> REQUEST
Find each line with the string "times" and report it.
══ RAW DATA
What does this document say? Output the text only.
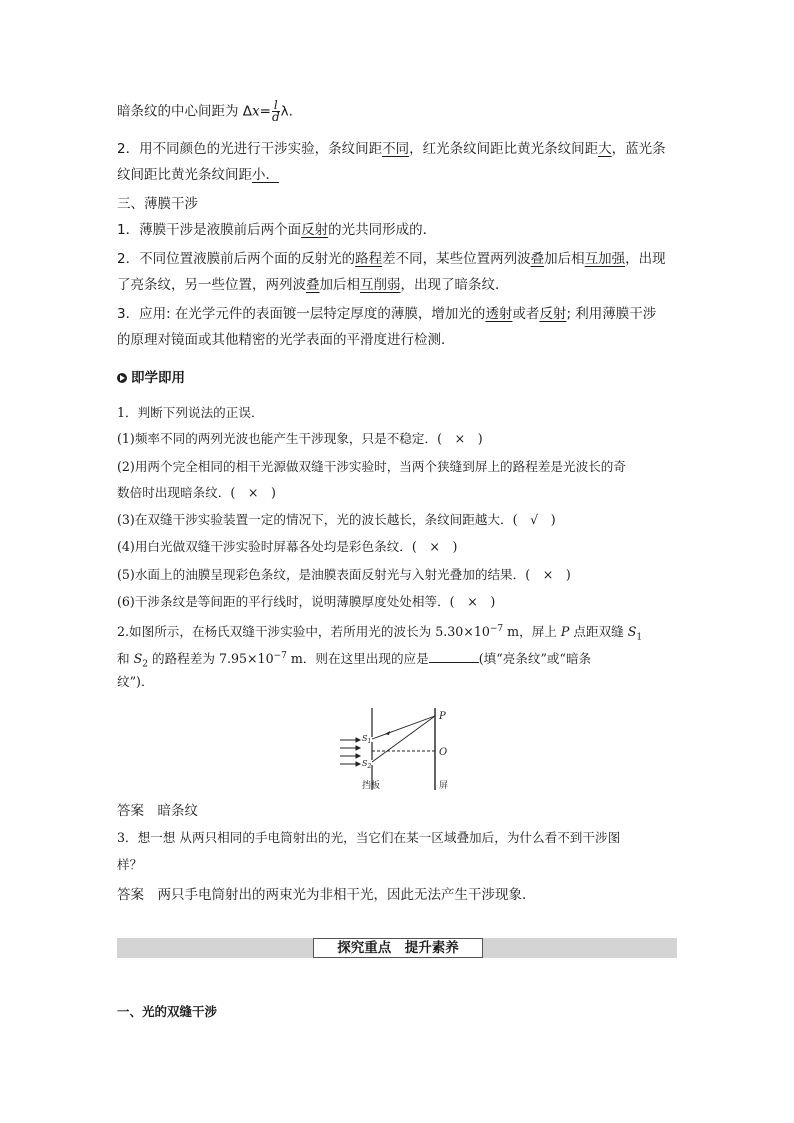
暗条纹的中心间距为 $\Delta x= \frac{l}{d} \lambda$.
2．用不同颜色的光进行干涉实验，条纹间距不同，红光条纹间距比黄光条纹间距大，蓝光条
纹间距比黄光条纹间距小．
三、薄膜干涉
1．薄膜干涉是液膜前后两个面反射的光共同形成的．
2．不同位置液膜前后两个面的反射光的路程差不同，某些位置两列波叠加后相互加强，出现
了亮条纹，另一些位置，两列波叠加后相互削弱，出现了暗条纹．
3．应用: 在光学元件的表面镀一层特定厚度的薄膜，增加光的透射或者反射; 利用薄膜干涉
的原理对镜面或其他精密的光学表面的平滑度进行检测．
即学即用
1．判断下列说法的正误．
(1)频率不同的两列光波也能产生干涉现象，只是不稳定．(　×　)
(2)用两个完全相同的相干光源做双缝干涉实验时，当两个狭缝到屏上的路程差是光波长的奇
数倍时出现暗条纹．(　×　)
(3)在双缝干涉实验装置一定的情况下，光的波长越长，条纹间距越大．(　√　)
(4)用白光做双缝干涉实验时屏幕各处均是彩色条纹．(　×　)
(5)水面上的油膜呈现彩色条纹，是油膜表面反射光与入射光叠加的结果．(　×　)
(6)干涉条纹是等间距的平行线时，说明薄膜厚度处处相等．(　×　)
2.如图所示，在杨氏双缝干涉实验中，若所用光的波长为 $5.30\times 10^{-7}$ m，屏上 P 点距双缝 $S_1$
和 $S_2$ 的路程差为 $7.95\times 10^{-7}$ m．则在这里出现的应是	(填“亮条纹”或“暗条
纹”)．
答案　 暗条纹
3．想一想 从两只相同的手电筒射出的光，当它们在某一区域叠加后，为什么看不到干涉图
样？
答案　 两只手电筒射出的两束光为非相干光，因此无法产生干涉现象．
一、光的双缝干涉
P
O
$S_1$
$S_2$
挡板	屏
探究重点　提升素养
════
> ANSWER TO THE PROBLEM
2.如图所示，在杨氏双缝干涉实验中，若所用光的波长为 $5.30\times 10^{-7}$ m，屏上 P 点距双缝 $S_1$
和 $S_2$ 的路程差为 $7.95\times 10^{-7}$ m．则在这里出现的应是	(填“亮条纹”或“暗条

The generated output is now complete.